──────── MATERIAL SUPPLIED ────────

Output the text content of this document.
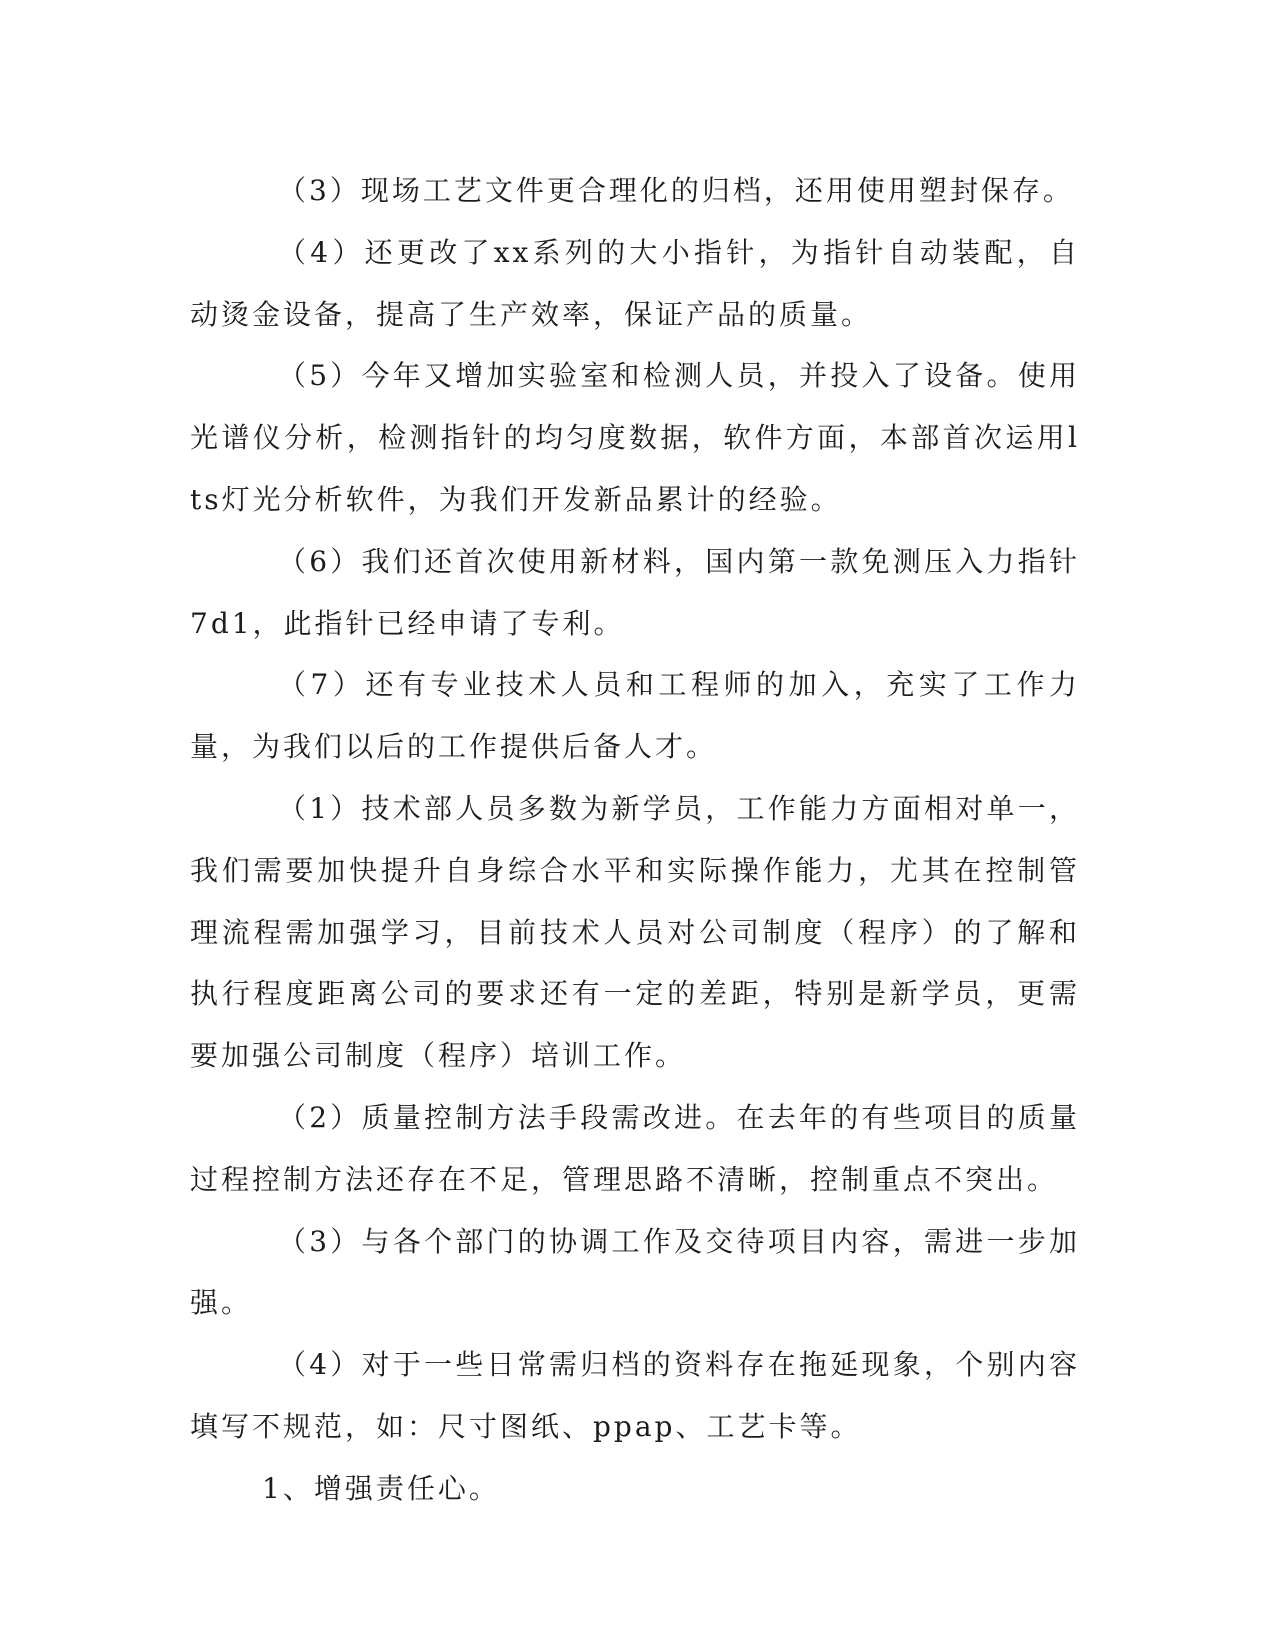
（3）现场工艺文件更合理化的归档，还用使用塑封保存。

（4）还更改了xx系列的大小指针，为指针自动装配，自动烫金设备，提高了生产效率，保证产品的质量。

（5）今年又增加实验室和检测人员，并投入了设备。使用光谱仪分析，检测指针的均匀度数据，软件方面，本部首次运用lts灯光分析软件，为我们开发新品累计的经验。

（6）我们还首次使用新材料，国内第一款免测压入力指针7d1，此指针已经申请了专利。

（7）还有专业技术人员和工程师的加入，充实了工作力量，为我们以后的工作提供后备人才。

（1）技术部人员多数为新学员，工作能力方面相对单一，我们需要加快提升自身综合水平和实际操作能力，尤其在控制管理流程需加强学习，目前技术人员对公司制度（程序）的了解和执行程度距离公司的要求还有一定的差距，特别是新学员，更需要加强公司制度（程序）培训工作。

（2）质量控制方法手段需改进。在去年的有些项目的质量过程控制方法还存在不足，管理思路不清晰，控制重点不突出。

（3）与各个部门的协调工作及交待项目内容，需进一步加强。

（4）对于一些日常需归档的资料存在拖延现象，个别内容填写不规范，如：尺寸图纸、ppap、工艺卡等。

1、增强责任心。
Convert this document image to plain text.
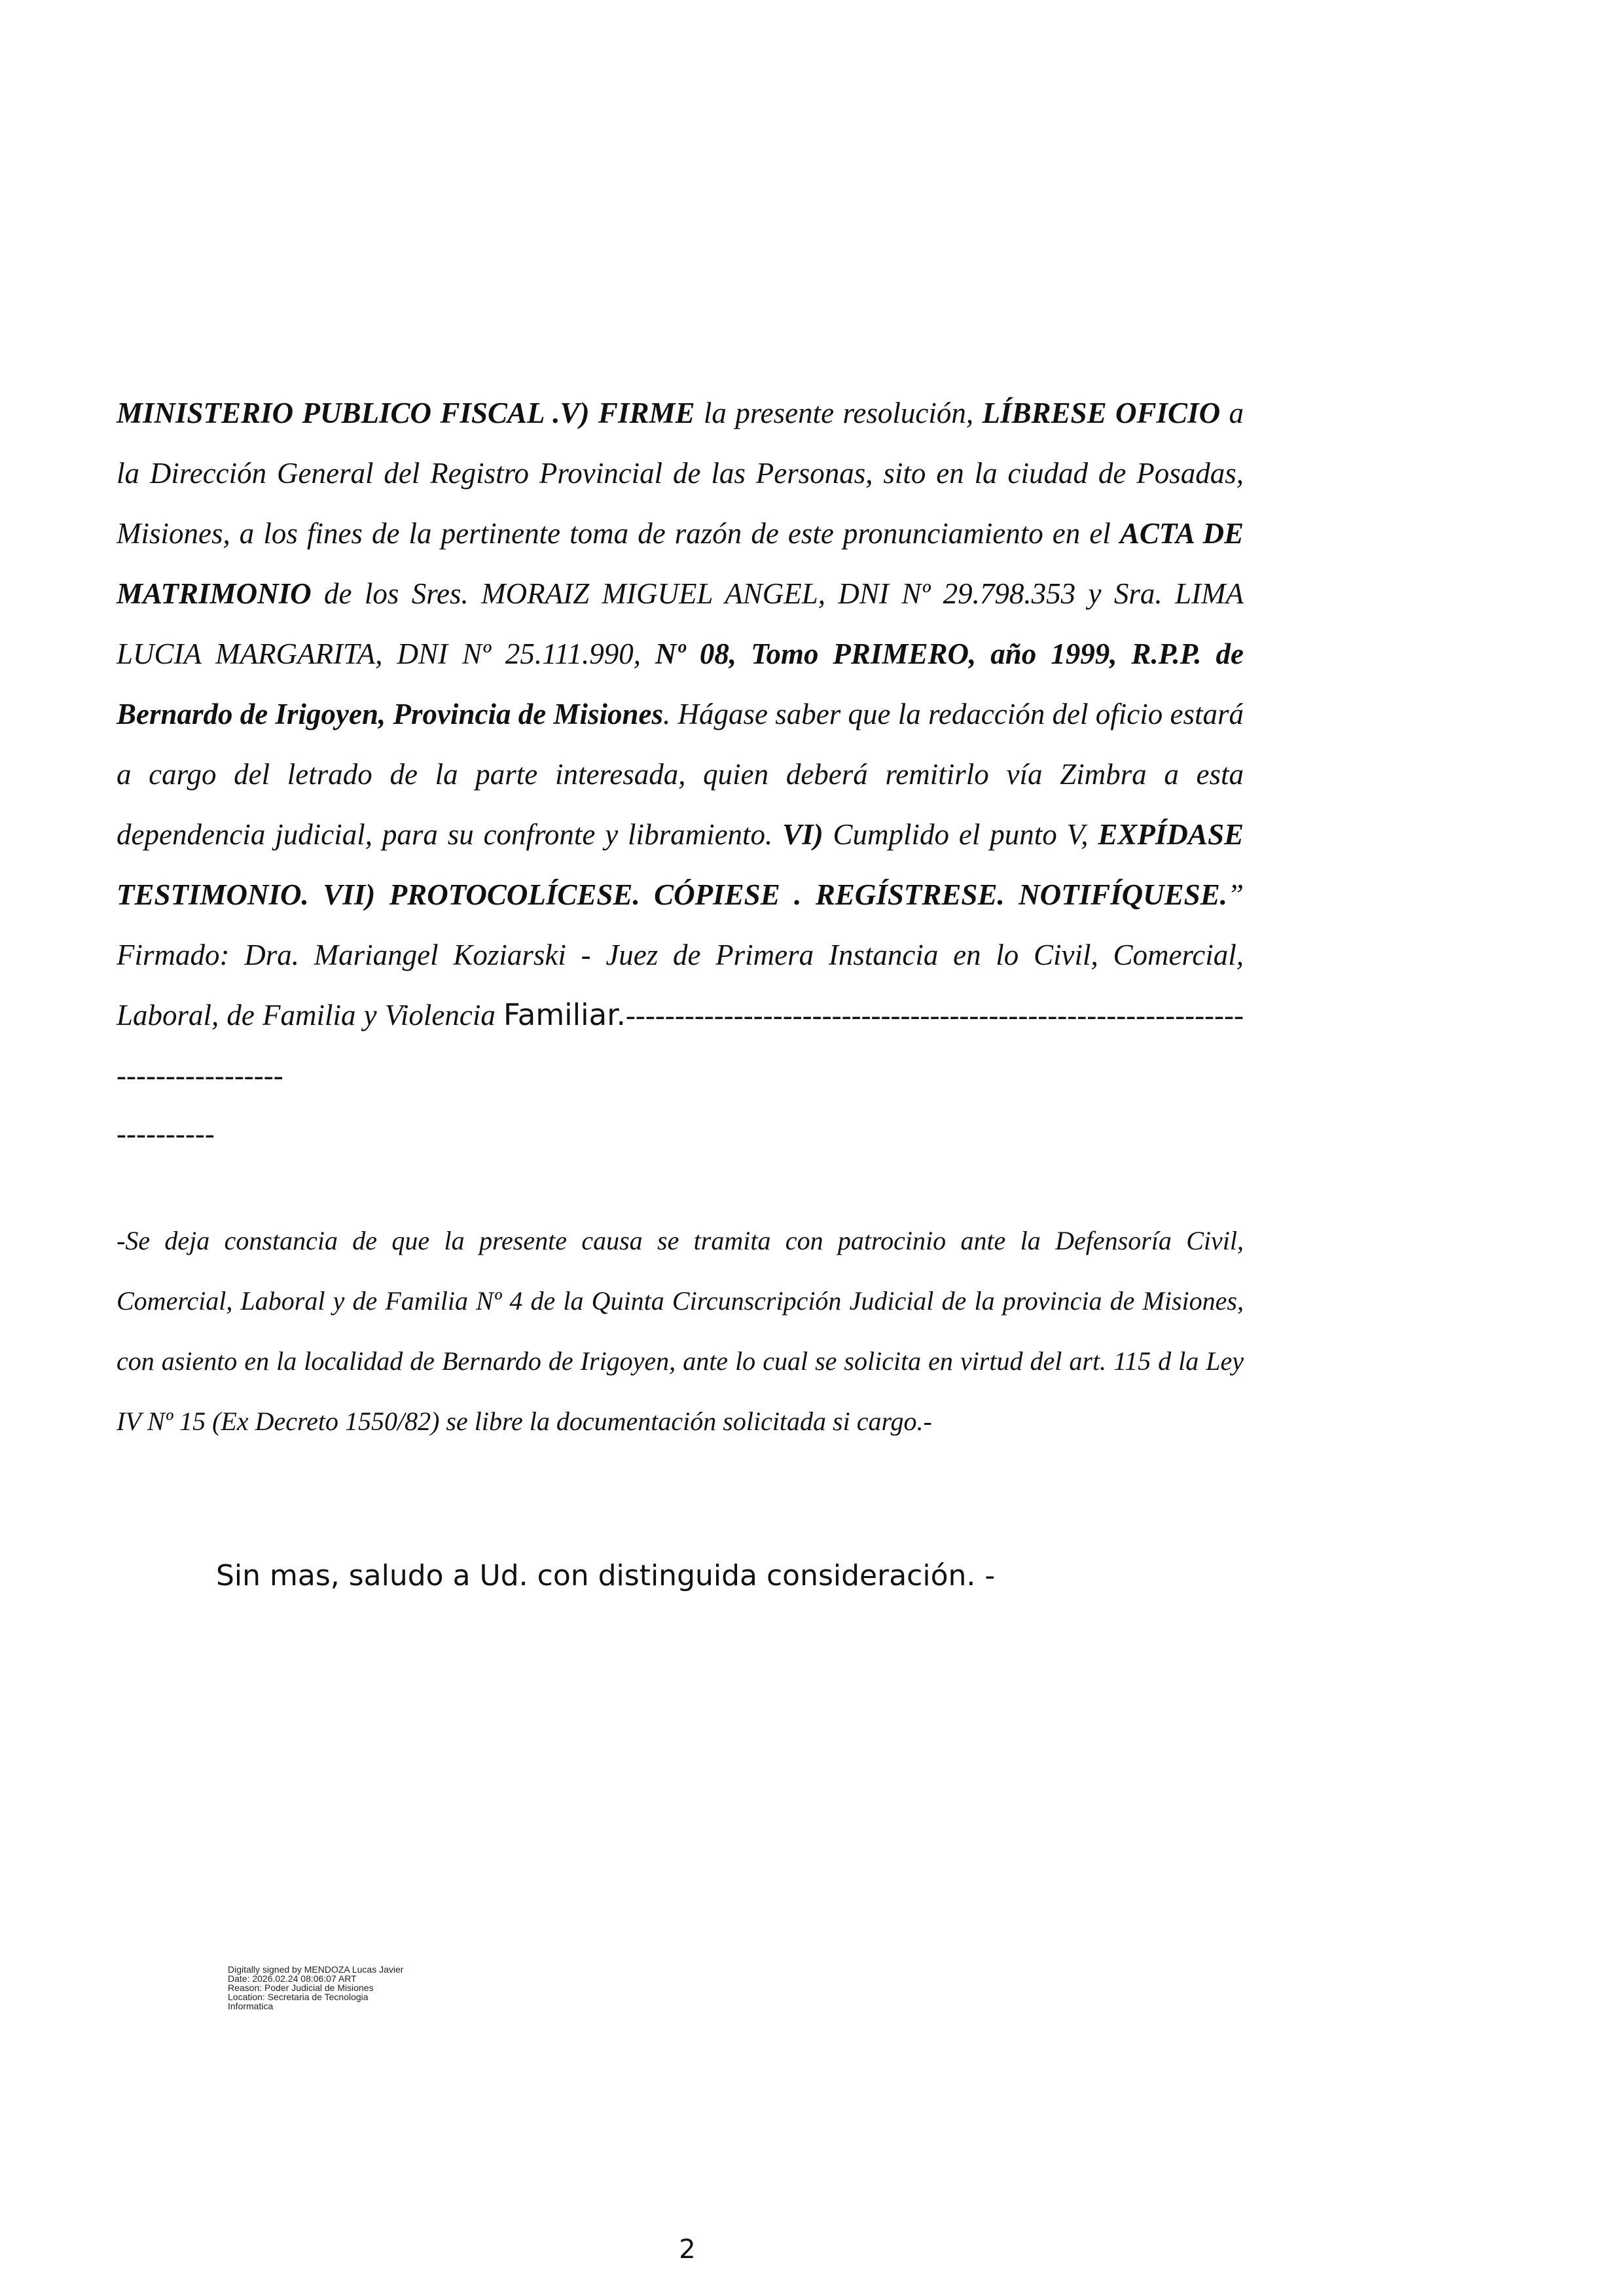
MINISTERIO PUBLICO FISCAL .V) FIRME la presente resolución, LÍBRESE OFICIO a la Dirección General del Registro Provincial de las Personas, sito en la ciudad de Posadas, Misiones, a los fines de la pertinente toma de razón de este pronunciamiento en el ACTA DE MATRIMONIO de los Sres. MORAIZ MIGUEL ANGEL, DNI Nº 29.798.353 y Sra. LIMA LUCIA MARGARITA, DNI Nº 25.111.990, Nº 08, Tomo PRIMERO, año 1999, R.P.P. de Bernardo de Irigoyen, Provincia de Misiones. Hágase saber que la redacción del oficio estará a cargo del letrado de la parte interesada, quien deberá remitirlo vía Zimbra a esta dependencia judicial, para su confronte y libramiento. VI) Cumplido el punto V, EXPÍDASE TESTIMONIO. VII) PROTOCOLÍCESE. CÓPIESE . REGÍSTRESE. NOTIFÍQUESE.” Firmado: Dra. Mariangel Koziarski - Juez de Primera Instancia en lo Civil, Comercial, Laboral, de Familia y Violencia Familiar.--------------------------------------------------------------------------------
----------
-Se deja constancia de que la presente causa se tramita con patrocinio ante la Defensoría Civil, Comercial, Laboral y de Familia Nº 4 de la Quinta Circunscripción Judicial de la provincia de Misiones, con asiento en la localidad de Bernardo de Irigoyen, ante lo cual se solicita en virtud del art. 115 d la Ley IV Nº 15 (Ex Decreto 1550/82) se libre la documentación solicitada si cargo.-
Sin mas, saludo a Ud. con distinguida consideración. -
Digitally signed by MENDOZA Lucas Javier
Date: 2026.02.24 08:06:07 ART
Reason: Poder Judicial de Misiones
Location: Secretaria de Tecnologia
Informatica
2
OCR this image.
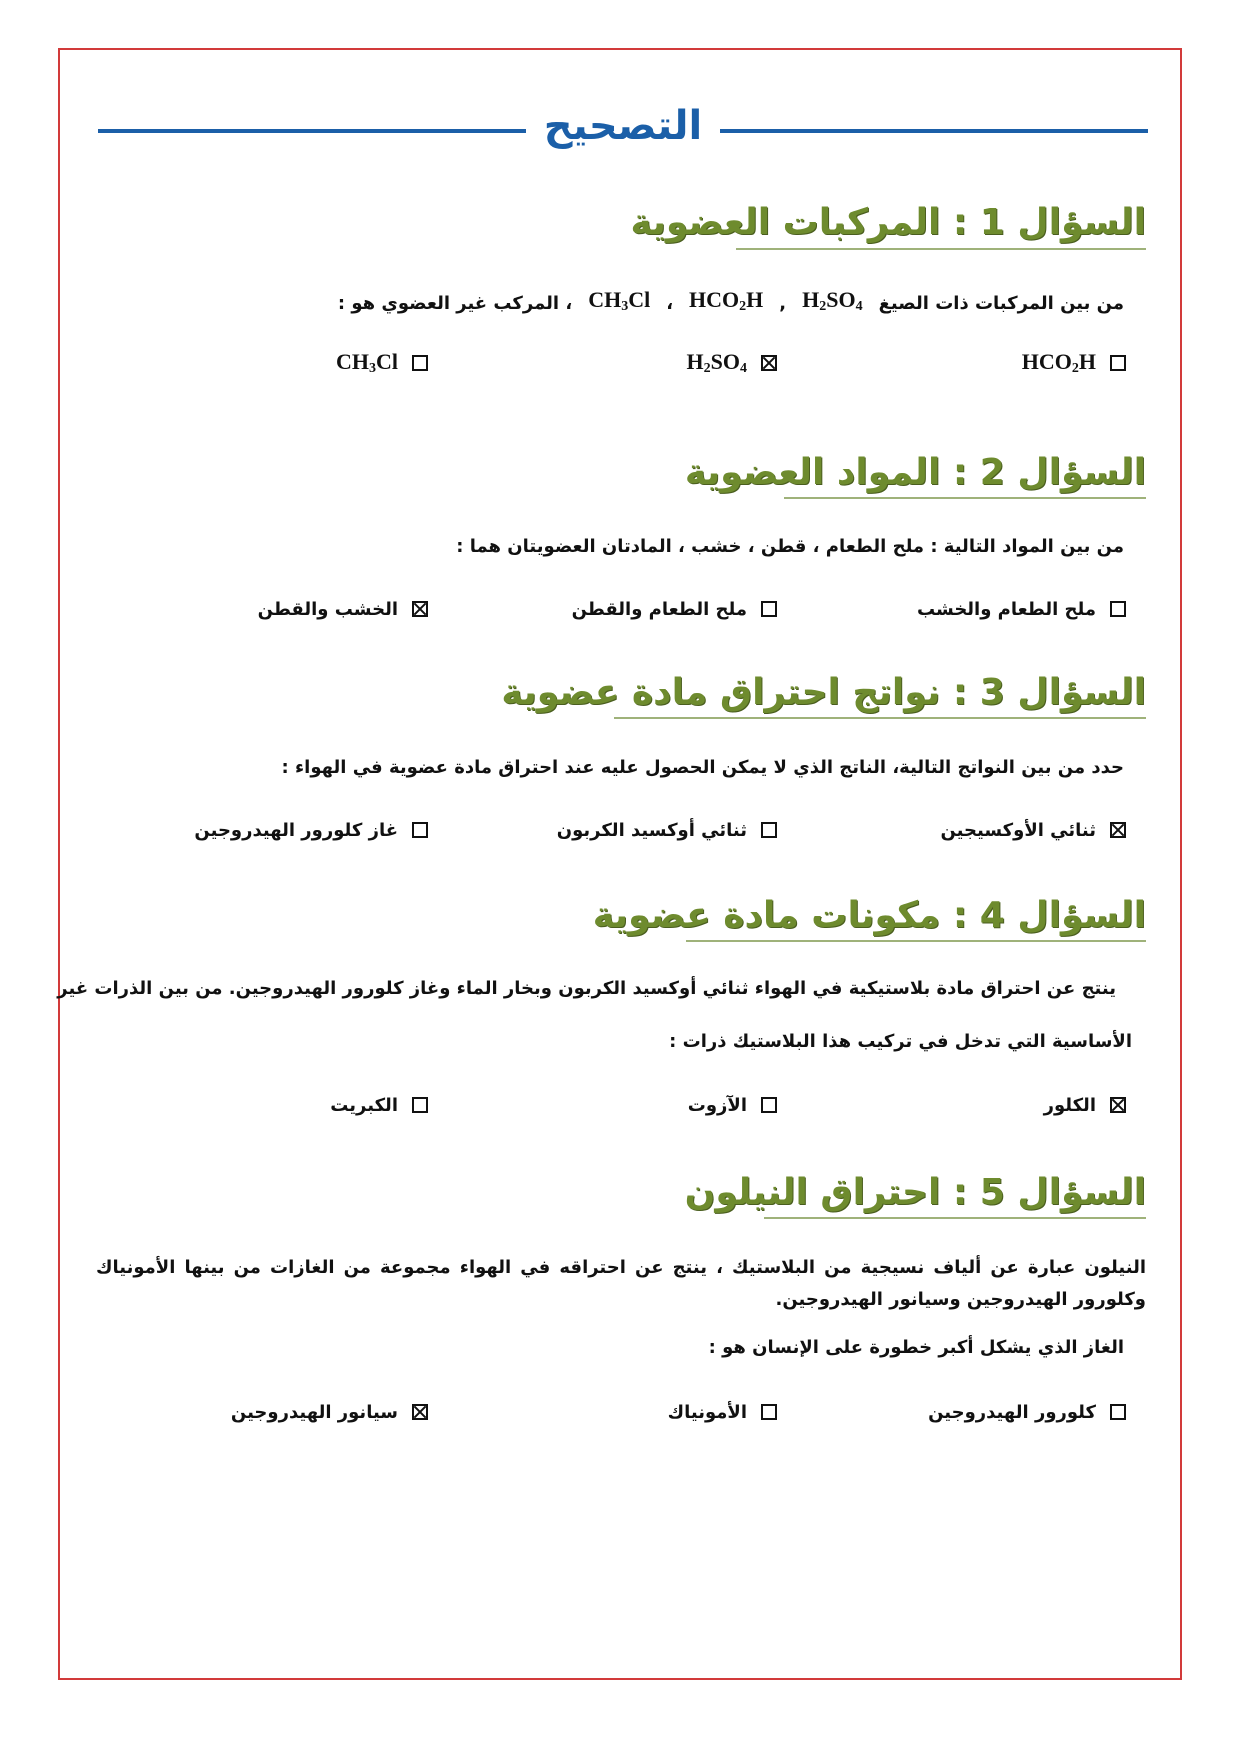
التصحيح
السؤال 1 : المركبات العضوية
من بين المركبات ذات الصيغ
$H_2SO_4$
,
$HCO_2H$
،
$CH_3Cl$
، المركب غير العضوي هو :
$HCO_2H$
$H_2SO_4$
$CH_3Cl$
السؤال 2 : المواد العضوية
من بين المواد التالية : ملح الطعام ، قطن ، خشب ، المادتان العضويتان هما :
ملح الطعام والخشب
ملح الطعام والقطن
الخشب والقطن
السؤال 3 : نواتج احتراق مادة عضوية
حدد من بين النواتج التالية، الناتج الذي لا يمكن الحصول عليه عند احتراق مادة عضوية في الهواء :
ثنائي الأوكسيجين
ثنائي أوكسيد الكربون
غاز كلورور الهيدروجين
السؤال 4 : مكونات مادة عضوية
ينتج عن احتراق مادة بلاستيكية في الهواء ثنائي أوكسيد الكربون وبخار الماء وغاز كلورور الهيدروجين. من بين الذرات غير
الأساسية التي تدخل في تركيب هذا البلاستيك ذرات :
الكلور
الآزوت
الكبريت
السؤال 5 : احتراق النيلون
النيلون عبارة عن ألياف نسيجية من البلاستيك ، ينتج عن احتراقه في الهواء مجموعة من الغازات من بينها الأمونياك وكلورور الهيدروجين وسيانور الهيدروجين.
الغاز الذي يشكل أكبر خطورة على الإنسان هو :
كلورور الهيدروجين
الأمونياك
سيانور الهيدروجين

────────

## EXERCISE PROMPT
Every line from the one containing "OCR this image." through the end of the data above should be copied exactly; nothing else is copied, and pictures are omitted.

## WORKED ANSWER
OCR this image.
التصحيح
السؤال 1 : المركبات العضوية
من بين المركبات ذات الصيغ
$H_2SO_4$
,
$HCO_2H$
،
$CH_3Cl$
، المركب غير العضوي هو :
$HCO_2H$
$H_2SO_4$
$CH_3Cl$
السؤال 2 : المواد العضوية
من بين المواد التالية : ملح الطعام ، قطن ، خشب ، المادتان العضويتان هما :
ملح الطعام والخشب
ملح الطعام والقطن
الخشب والقطن
السؤال 3 : نواتج احتراق مادة عضوية
حدد من بين النواتج التالية، الناتج الذي لا يمكن الحصول عليه عند احتراق مادة عضوية في الهواء :
ثنائي الأوكسيجين
ثنائي أوكسيد الكربون
غاز كلورور الهيدروجين
السؤال 4 : مكونات مادة عضوية
ينتج عن احتراق مادة بلاستيكية في الهواء ثنائي أوكسيد الكربون وبخار الماء وغاز كلورور الهيدروجين. من بين الذرات غير
الأساسية التي تدخل في تركيب هذا البلاستيك ذرات :
الكلور
الآزوت
الكبريت
السؤال 5 : احتراق النيلون
النيلون عبارة عن ألياف نسيجية من البلاستيك ، ينتج عن احتراقه في الهواء مجموعة من الغازات من بينها الأمونياك وكلورور الهيدروجين وسيانور الهيدروجين.
الغاز الذي يشكل أكبر خطورة على الإنسان هو :
كلورور الهيدروجين
الأمونياك
سيانور الهيدروجين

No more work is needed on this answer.